TASK TO COMPLETE:
Exclude the pictures; give every entry again exactly as written.

EXTRACTED DATA:

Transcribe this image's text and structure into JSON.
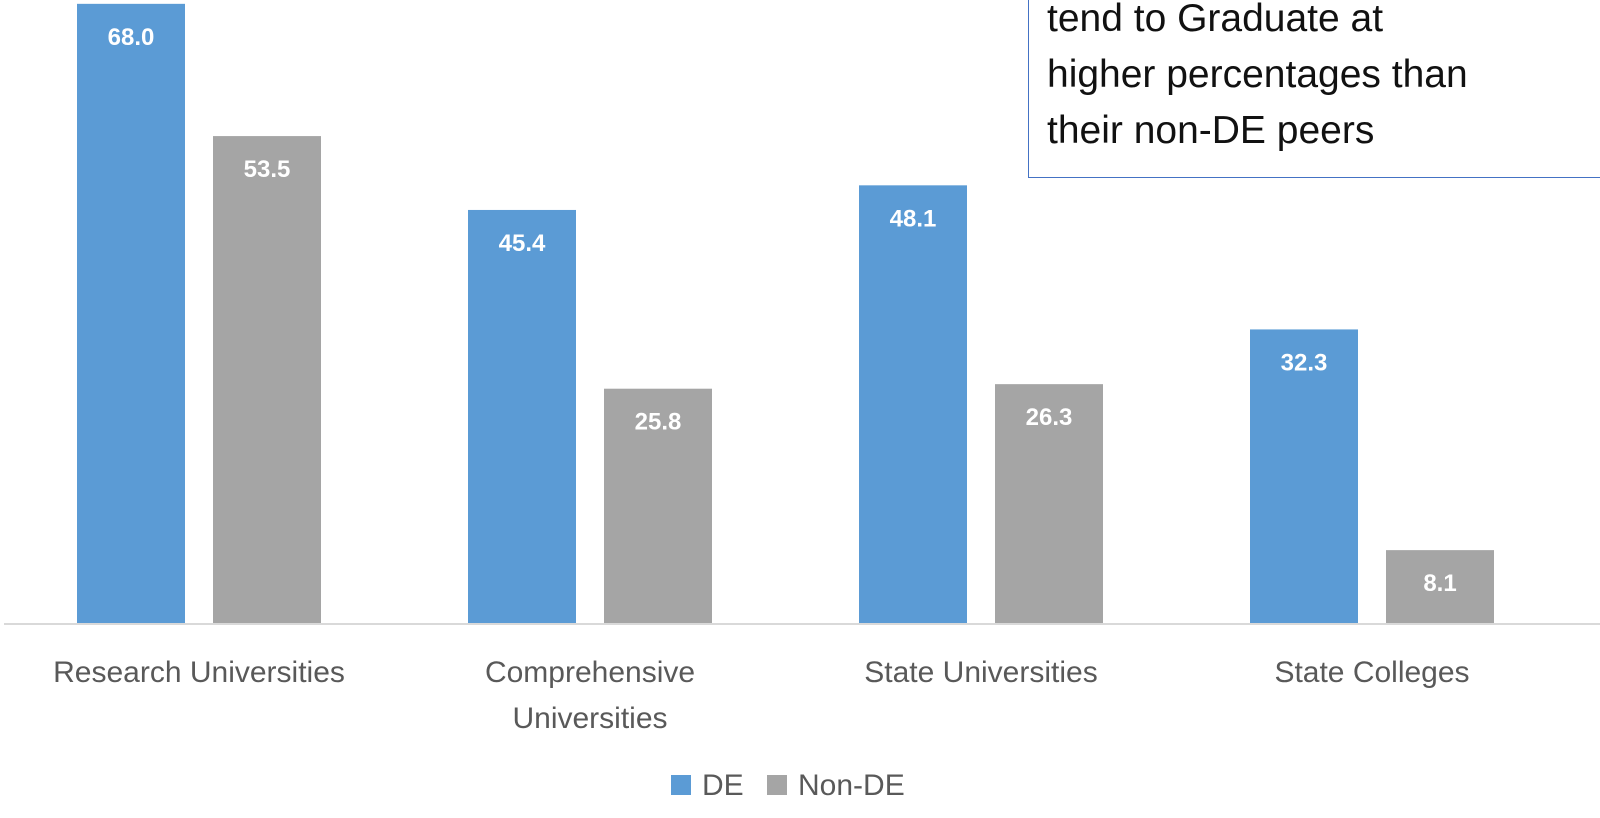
{
  "chart_data": {
    "type": "bar",
    "categories": [
      [
        "Research Universities"
      ],
      [
        "Comprehensive",
        "Universities"
      ],
      [
        "State Universities"
      ],
      [
        "State Colleges"
      ]
    ],
    "series": [
      {
        "name": "DE",
        "color": "#5b9bd5",
        "values": [
          68.0,
          45.4,
          48.1,
          32.3
        ],
        "value_labels": [
          "68.0",
          "45.4",
          "48.1",
          "32.3"
        ]
      },
      {
        "name": "Non-DE",
        "color": "#a5a5a5",
        "values": [
          53.5,
          25.8,
          26.3,
          8.1
        ],
        "value_labels": [
          "53.5",
          "25.8",
          "26.3",
          "8.1"
        ]
      }
    ],
    "legend_position": "bottom",
    "grid": false,
    "annotation": [
      "tend to Graduate at",
      "higher percentages than",
      "their non-DE peers"
    ]
  }
}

FULL RESPONSE:
Transcribe this image's text and structure into JSON.
{
  "chart_data": {
    "type": "bar",
    "categories": [
      [
        "Research Universities"
      ],
      [
        "Comprehensive",
        "Universities"
      ],
      [
        "State Universities"
      ],
      [
        "State Colleges"
      ]
    ],
    "series": [
      {
        "name": "DE",
        "color": "#5b9bd5",
        "values": [
          68.0,
          45.4,
          48.1,
          32.3
        ],
        "value_labels": [
          "68.0",
          "45.4",
          "48.1",
          "32.3"
        ]
      },
      {
        "name": "Non-DE",
        "color": "#a5a5a5",
        "values": [
          53.5,
          25.8,
          26.3,
          8.1
        ],
        "value_labels": [
          "53.5",
          "25.8",
          "26.3",
          "8.1"
        ]
      }
    ],
    "legend_position": "bottom",
    "grid": false,
    "annotation": [
      "tend to Graduate at",
      "higher percentages than",
      "their non-DE peers"
    ]
  }
}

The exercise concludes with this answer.